**Task statement**. Extract, from the listing that follows, each line containing the word "Mesh".
==== Exercise input ====
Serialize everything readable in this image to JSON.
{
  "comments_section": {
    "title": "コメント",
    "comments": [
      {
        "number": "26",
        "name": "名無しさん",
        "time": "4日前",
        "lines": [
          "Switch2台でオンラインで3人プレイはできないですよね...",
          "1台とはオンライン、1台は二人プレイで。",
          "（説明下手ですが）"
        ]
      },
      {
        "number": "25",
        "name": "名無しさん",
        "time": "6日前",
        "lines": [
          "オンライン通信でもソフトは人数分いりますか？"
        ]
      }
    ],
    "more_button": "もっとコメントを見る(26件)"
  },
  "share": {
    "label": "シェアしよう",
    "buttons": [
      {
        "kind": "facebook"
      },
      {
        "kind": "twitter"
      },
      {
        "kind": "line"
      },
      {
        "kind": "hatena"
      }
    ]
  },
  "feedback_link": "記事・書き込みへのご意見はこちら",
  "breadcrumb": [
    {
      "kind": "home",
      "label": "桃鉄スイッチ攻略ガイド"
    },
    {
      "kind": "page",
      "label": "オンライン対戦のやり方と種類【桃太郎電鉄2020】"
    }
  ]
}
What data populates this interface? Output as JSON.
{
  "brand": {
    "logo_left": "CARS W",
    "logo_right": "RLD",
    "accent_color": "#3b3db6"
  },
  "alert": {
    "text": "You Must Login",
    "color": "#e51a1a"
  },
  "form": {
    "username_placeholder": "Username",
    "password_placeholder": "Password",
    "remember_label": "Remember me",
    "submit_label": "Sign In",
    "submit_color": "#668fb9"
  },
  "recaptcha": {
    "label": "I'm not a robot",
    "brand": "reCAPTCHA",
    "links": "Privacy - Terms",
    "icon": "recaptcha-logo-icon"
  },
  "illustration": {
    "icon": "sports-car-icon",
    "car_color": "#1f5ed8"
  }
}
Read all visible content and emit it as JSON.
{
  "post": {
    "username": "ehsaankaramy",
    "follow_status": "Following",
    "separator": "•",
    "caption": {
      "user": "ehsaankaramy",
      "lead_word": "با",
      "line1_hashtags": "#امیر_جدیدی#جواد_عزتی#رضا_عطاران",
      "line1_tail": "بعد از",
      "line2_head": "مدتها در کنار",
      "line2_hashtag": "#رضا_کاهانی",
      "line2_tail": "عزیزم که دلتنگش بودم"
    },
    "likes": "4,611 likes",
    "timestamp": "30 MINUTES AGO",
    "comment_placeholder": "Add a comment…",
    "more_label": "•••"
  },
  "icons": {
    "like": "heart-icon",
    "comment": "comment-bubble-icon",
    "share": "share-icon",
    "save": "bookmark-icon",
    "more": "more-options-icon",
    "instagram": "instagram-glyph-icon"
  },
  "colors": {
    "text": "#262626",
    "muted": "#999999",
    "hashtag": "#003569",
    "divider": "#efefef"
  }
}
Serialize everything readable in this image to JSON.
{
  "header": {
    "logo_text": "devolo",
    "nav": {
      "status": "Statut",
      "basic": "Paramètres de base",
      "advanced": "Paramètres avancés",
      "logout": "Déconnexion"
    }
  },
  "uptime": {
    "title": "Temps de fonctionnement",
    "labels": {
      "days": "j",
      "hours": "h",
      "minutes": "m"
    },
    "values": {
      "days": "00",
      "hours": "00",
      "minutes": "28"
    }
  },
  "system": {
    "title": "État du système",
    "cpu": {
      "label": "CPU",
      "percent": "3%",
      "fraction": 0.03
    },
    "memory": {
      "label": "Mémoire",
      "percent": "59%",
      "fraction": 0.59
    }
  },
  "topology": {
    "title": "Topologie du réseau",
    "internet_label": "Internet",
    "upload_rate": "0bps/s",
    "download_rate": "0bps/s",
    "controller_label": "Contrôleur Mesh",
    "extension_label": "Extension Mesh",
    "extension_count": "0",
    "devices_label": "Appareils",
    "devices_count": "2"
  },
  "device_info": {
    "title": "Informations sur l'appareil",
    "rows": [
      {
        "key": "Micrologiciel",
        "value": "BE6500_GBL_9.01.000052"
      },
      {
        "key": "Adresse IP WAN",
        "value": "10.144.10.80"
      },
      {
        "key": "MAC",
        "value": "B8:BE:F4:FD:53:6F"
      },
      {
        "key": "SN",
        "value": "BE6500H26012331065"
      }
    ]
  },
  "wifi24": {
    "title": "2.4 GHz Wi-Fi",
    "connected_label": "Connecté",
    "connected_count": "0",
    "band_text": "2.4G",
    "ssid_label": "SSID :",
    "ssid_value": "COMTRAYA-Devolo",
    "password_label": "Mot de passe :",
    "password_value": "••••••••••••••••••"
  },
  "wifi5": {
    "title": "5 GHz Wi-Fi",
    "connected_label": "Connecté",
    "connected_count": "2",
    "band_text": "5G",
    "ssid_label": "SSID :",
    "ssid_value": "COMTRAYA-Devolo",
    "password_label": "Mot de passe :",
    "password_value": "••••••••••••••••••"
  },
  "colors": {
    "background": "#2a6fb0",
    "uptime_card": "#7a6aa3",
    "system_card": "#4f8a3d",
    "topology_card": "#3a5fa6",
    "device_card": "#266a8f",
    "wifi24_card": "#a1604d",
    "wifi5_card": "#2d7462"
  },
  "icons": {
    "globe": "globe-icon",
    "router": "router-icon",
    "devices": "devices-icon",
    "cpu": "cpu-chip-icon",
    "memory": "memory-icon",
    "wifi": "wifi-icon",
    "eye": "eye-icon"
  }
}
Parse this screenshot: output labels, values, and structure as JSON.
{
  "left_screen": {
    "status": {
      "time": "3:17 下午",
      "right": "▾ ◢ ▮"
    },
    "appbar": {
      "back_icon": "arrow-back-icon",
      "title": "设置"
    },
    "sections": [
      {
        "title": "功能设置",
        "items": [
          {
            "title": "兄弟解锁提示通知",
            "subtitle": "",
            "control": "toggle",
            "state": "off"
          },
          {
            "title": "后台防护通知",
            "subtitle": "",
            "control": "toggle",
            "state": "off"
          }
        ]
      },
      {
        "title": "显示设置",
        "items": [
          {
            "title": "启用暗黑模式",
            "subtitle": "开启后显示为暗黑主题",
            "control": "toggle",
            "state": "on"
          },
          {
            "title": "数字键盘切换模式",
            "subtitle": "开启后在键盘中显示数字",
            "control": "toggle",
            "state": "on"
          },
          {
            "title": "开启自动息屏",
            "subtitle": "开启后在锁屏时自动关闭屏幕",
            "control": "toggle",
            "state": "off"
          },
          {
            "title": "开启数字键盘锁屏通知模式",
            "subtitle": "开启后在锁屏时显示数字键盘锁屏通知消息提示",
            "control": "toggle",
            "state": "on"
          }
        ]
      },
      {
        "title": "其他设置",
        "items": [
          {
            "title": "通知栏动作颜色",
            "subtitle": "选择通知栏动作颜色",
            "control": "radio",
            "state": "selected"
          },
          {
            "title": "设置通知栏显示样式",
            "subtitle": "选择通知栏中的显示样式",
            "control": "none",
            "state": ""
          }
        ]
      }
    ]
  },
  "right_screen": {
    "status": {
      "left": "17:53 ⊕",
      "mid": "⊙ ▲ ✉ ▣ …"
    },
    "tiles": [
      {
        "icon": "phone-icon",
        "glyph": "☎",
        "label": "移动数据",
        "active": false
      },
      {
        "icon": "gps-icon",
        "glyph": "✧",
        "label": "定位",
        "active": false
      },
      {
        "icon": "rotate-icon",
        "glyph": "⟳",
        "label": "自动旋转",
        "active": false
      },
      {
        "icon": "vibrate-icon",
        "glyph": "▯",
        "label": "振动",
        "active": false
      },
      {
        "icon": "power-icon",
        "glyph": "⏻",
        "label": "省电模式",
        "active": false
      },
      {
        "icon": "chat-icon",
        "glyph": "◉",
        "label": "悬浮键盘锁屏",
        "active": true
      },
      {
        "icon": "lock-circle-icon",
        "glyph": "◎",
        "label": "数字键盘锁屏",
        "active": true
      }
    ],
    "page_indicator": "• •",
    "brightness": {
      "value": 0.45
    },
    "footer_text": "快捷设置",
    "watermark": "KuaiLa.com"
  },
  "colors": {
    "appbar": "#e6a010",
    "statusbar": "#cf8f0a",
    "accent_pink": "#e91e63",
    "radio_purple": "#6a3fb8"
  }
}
====
**Right answer**.
    "controller_label": "Contrôleur Mesh",
    "extension_label": "Extension Mesh",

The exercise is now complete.